Data —

++++

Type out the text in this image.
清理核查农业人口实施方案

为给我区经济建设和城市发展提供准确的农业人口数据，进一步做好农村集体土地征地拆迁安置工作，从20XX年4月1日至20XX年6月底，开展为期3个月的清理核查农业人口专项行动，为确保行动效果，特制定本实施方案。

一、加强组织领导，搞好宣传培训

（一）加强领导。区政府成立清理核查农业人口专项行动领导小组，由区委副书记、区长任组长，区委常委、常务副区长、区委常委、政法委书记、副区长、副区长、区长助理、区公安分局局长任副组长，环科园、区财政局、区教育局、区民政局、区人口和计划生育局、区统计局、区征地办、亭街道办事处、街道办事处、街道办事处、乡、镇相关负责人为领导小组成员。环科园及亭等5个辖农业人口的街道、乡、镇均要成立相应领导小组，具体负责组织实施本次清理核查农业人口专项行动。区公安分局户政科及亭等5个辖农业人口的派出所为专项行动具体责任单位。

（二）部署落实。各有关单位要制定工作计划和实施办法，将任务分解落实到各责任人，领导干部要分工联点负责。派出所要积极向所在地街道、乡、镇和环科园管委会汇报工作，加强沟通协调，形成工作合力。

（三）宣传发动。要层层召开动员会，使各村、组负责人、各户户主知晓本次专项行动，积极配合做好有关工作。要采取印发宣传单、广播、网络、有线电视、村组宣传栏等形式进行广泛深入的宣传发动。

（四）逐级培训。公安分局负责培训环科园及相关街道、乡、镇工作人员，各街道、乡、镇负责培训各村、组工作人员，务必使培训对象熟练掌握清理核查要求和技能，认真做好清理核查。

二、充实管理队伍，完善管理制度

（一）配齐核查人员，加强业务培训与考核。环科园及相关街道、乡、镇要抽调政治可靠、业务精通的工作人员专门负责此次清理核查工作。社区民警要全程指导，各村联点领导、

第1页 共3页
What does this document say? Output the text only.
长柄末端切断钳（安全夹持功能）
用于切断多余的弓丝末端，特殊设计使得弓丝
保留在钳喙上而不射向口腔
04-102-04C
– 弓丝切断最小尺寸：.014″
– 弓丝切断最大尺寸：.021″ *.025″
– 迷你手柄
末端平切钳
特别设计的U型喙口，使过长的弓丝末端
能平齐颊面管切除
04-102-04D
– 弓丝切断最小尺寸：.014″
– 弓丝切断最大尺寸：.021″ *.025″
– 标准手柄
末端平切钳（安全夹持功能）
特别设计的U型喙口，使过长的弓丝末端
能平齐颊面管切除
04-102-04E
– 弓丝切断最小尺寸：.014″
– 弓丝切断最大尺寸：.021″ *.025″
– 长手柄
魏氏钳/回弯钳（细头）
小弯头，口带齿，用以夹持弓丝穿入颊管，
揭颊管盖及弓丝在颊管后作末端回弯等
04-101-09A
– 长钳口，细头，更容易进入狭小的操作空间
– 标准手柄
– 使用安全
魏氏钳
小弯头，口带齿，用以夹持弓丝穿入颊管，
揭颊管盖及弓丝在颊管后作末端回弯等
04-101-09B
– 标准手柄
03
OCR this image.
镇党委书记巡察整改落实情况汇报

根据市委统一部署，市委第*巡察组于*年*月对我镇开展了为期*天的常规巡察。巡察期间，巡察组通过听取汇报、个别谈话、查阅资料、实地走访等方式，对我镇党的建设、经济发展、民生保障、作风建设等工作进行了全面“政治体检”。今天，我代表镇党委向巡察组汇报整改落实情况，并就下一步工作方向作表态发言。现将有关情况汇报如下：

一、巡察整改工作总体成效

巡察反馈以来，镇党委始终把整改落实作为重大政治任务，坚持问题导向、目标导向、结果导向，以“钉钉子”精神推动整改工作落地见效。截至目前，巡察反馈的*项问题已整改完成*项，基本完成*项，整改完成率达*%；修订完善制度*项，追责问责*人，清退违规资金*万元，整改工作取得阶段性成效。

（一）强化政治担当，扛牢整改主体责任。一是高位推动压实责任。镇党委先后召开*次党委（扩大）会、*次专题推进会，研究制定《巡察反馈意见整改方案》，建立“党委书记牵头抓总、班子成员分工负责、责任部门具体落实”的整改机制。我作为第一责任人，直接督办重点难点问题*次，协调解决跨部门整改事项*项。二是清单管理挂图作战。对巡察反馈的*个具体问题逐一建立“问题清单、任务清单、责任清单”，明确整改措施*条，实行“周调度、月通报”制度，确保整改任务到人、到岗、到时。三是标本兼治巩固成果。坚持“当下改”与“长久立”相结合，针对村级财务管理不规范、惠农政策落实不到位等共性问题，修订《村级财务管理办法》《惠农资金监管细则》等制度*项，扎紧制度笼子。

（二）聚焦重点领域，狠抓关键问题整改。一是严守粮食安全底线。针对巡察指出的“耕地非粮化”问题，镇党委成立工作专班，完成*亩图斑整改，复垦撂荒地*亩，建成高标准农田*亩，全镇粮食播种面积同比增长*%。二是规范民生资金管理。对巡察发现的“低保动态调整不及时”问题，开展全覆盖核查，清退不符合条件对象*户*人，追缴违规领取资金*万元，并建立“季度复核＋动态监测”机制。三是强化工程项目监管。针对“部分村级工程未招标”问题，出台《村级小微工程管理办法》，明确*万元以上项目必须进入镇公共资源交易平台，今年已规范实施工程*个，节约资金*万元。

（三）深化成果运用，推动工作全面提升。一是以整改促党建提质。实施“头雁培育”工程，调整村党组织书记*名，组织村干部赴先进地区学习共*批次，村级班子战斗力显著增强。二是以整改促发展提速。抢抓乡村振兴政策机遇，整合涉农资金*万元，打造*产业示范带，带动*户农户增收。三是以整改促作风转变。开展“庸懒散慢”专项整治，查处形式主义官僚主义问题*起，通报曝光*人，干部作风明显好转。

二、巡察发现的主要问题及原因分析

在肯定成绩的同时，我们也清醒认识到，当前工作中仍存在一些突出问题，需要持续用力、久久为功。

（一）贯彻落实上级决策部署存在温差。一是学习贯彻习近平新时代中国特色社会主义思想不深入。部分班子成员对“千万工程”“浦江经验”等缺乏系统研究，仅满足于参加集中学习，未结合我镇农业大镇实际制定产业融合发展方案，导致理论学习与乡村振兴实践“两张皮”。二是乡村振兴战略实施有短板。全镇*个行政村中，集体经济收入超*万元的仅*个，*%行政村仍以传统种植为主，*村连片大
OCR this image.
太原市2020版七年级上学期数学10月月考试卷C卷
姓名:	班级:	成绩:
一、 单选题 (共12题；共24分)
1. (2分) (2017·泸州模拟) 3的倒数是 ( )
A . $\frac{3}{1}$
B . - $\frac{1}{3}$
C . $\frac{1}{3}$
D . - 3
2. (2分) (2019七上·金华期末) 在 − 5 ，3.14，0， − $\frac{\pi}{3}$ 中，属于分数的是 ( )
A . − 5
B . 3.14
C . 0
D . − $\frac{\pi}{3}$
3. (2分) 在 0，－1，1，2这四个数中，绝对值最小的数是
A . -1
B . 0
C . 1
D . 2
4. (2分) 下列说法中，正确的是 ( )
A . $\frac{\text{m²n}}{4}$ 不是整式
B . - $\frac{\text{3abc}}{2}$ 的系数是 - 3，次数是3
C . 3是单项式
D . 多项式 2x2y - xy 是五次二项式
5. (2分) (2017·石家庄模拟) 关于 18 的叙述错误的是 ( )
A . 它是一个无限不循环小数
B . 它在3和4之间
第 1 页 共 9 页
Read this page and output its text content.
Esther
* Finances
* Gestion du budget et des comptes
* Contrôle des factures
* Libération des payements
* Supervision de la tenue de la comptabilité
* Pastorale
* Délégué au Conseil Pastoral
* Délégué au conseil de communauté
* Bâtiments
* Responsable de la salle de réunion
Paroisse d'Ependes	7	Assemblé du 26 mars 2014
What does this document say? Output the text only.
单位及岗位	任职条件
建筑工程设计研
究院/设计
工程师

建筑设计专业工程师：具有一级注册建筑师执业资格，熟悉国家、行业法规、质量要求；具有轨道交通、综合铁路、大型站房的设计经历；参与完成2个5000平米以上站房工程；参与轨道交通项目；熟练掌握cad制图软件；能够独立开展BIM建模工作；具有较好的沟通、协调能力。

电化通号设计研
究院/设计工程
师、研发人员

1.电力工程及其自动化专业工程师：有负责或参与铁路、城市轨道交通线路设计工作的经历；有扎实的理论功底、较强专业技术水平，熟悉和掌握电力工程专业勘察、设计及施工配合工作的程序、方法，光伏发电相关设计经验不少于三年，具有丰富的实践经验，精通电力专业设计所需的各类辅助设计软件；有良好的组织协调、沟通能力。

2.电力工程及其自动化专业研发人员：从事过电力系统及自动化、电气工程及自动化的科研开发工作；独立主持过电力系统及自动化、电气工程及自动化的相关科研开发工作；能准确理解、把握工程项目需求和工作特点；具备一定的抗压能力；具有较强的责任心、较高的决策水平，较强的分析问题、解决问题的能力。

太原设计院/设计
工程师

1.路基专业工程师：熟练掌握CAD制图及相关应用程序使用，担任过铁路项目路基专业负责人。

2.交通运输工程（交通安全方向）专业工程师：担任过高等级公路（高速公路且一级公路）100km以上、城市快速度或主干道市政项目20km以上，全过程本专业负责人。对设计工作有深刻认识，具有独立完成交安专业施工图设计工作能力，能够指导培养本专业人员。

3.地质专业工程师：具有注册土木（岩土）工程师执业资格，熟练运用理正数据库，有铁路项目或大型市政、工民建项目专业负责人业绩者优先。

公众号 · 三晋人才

++++

Task statement —
Look above for every line with the word "Délégué" and copy it.

Exercise result —
* Délégué au Conseil Pastoral
* Délégué au conseil de communauté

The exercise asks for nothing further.